◆ **REQUIRED WORK**: Retype all of the entries word for word.

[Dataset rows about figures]
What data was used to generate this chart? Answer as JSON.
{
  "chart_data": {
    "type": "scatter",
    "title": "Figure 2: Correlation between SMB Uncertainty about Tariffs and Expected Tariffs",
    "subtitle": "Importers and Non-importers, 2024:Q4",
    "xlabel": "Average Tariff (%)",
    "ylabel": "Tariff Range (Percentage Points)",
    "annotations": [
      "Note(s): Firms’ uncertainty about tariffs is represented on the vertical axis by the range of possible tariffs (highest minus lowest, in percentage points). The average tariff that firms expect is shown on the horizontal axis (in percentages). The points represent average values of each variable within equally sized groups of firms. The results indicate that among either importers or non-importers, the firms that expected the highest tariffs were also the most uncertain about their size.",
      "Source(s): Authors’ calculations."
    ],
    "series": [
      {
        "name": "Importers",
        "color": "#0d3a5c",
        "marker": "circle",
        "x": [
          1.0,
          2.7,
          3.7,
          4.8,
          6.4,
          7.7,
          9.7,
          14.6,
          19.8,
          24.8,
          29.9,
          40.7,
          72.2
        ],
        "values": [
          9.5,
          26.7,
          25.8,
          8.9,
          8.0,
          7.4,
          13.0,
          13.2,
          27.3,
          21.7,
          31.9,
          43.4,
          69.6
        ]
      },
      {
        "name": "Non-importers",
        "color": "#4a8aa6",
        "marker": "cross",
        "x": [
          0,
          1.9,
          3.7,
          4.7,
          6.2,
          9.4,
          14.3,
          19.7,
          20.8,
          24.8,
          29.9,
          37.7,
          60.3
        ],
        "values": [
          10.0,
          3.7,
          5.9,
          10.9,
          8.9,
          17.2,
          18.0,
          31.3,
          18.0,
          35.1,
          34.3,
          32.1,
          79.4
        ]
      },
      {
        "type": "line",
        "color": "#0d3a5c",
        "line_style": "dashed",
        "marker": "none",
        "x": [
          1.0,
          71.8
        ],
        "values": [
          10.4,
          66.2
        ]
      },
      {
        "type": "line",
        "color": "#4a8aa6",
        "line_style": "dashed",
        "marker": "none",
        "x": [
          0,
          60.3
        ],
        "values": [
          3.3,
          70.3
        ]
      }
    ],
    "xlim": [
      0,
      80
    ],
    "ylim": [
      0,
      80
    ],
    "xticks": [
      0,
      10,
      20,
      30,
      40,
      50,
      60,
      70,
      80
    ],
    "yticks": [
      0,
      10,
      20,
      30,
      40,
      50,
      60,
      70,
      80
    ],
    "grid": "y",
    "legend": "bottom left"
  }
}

◆ **RESULT**:
What data was used to generate this chart? Answer as JSON.
{
  "chart_data": {
    "type": "scatter",
    "title": "Figure 2: Correlation between SMB Uncertainty about Tariffs and Expected Tariffs",
    "subtitle": "Importers and Non-importers, 2024:Q4",
    "xlabel": "Average Tariff (%)",
    "ylabel": "Tariff Range (Percentage Points)",
    "annotations": [
      "Note(s): Firms’ uncertainty about tariffs is represented on the vertical axis by the range of possible tariffs (highest minus lowest, in percentage points). The average tariff that firms expect is shown on the horizontal axis (in percentages). The points represent average values of each variable within equally sized groups of firms. The results indicate that among either importers or non-importers, the firms that expected the highest tariffs were also the most uncertain about their size.",
      "Source(s): Authors’ calculations."
    ],
    "series": [
      {
        "name": "Importers",
        "color": "#0d3a5c",
        "marker": "circle",
        "x": [
          1.0,
          2.7,
          3.7,
          4.8,
          6.4,
          7.7,
          9.7,
          14.6,
          19.8,
          24.8,
          29.9,
          40.7,
          72.2
        ],
        "values": [
          9.5,
          26.7,
          25.8,
          8.9,
          8.0,
          7.4,
          13.0,
          13.2,
          27.3,
          21.7,
          31.9,
          43.4,
          69.6
        ]
      },
      {
        "name": "Non-importers",
        "color": "#4a8aa6",
        "marker": "cross",
        "x": [
          0,
          1.9,
          3.7,
          4.7,
          6.2,
          9.4,
          14.3,
          19.7,
          20.8,
          24.8,
          29.9,
          37.7,
          60.3
        ],
        "values": [
          10.0,
          3.7,
          5.9,
          10.9,
          8.9,
          17.2,
          18.0,
          31.3,
          18.0,
          35.1,
          34.3,
          32.1,
          79.4
        ]
      },
      {
        "type": "line",
        "color": "#0d3a5c",
        "line_style": "dashed",
        "marker": "none",
        "x": [
          1.0,
          71.8
        ],
        "values": [
          10.4,
          66.2
        ]
      },
      {
        "type": "line",
        "color": "#4a8aa6",
        "line_style": "dashed",
        "marker": "none",
        "x": [
          0,
          60.3
        ],
        "values": [
          3.3,
          70.3
        ]
      }
    ],
    "xlim": [
      0,
      80
    ],
    "ylim": [
      0,
      80
    ],
    "xticks": [
      0,
      10,
      20,
      30,
      40,
      50,
      60,
      70,
      80
    ],
    "yticks": [
      0,
      10,
      20,
      30,
      40,
      50,
      60,
      70,
      80
    ],
    "grid": "y",
    "legend": "bottom left"
  }
}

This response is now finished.